• **Work required**
Print the data exactly, leaving nothing out.
========================================
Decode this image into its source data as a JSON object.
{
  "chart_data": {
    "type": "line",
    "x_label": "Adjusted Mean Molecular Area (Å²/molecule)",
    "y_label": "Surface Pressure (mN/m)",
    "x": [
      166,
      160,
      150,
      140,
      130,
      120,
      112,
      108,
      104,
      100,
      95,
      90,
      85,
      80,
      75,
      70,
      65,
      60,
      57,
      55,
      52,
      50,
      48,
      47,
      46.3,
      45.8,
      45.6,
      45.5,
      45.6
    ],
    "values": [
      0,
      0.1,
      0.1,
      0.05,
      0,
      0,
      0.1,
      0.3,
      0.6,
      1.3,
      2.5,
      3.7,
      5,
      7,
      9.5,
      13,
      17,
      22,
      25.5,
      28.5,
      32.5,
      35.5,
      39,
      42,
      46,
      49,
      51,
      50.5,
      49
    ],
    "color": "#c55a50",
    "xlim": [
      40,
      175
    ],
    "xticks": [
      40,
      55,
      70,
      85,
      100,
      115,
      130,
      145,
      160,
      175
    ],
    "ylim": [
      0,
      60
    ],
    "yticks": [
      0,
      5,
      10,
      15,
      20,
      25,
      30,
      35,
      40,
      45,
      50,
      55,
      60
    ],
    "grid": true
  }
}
========================================
• **Correct result**
Decode this image into its source data as a JSON object.
{
  "chart_data": {
    "type": "line",
    "x_label": "Adjusted Mean Molecular Area (Å²/molecule)",
    "y_label": "Surface Pressure (mN/m)",
    "x": [
      166,
      160,
      150,
      140,
      130,
      120,
      112,
      108,
      104,
      100,
      95,
      90,
      85,
      80,
      75,
      70,
      65,
      60,
      57,
      55,
      52,
      50,
      48,
      47,
      46.3,
      45.8,
      45.6,
      45.5,
      45.6
    ],
    "values": [
      0,
      0.1,
      0.1,
      0.05,
      0,
      0,
      0.1,
      0.3,
      0.6,
      1.3,
      2.5,
      3.7,
      5,
      7,
      9.5,
      13,
      17,
      22,
      25.5,
      28.5,
      32.5,
      35.5,
      39,
      42,
      46,
      49,
      51,
      50.5,
      49
    ],
    "color": "#c55a50",
    "xlim": [
      40,
      175
    ],
    "xticks": [
      40,
      55,
      70,
      85,
      100,
      115,
      130,
      145,
      160,
      175
    ],
    "ylim": [
      0,
      60
    ],
    "yticks": [
      0,
      5,
      10,
      15,
      20,
      25,
      30,
      35,
      40,
      45,
      50,
      55,
      60
    ],
    "grid": true
  }
}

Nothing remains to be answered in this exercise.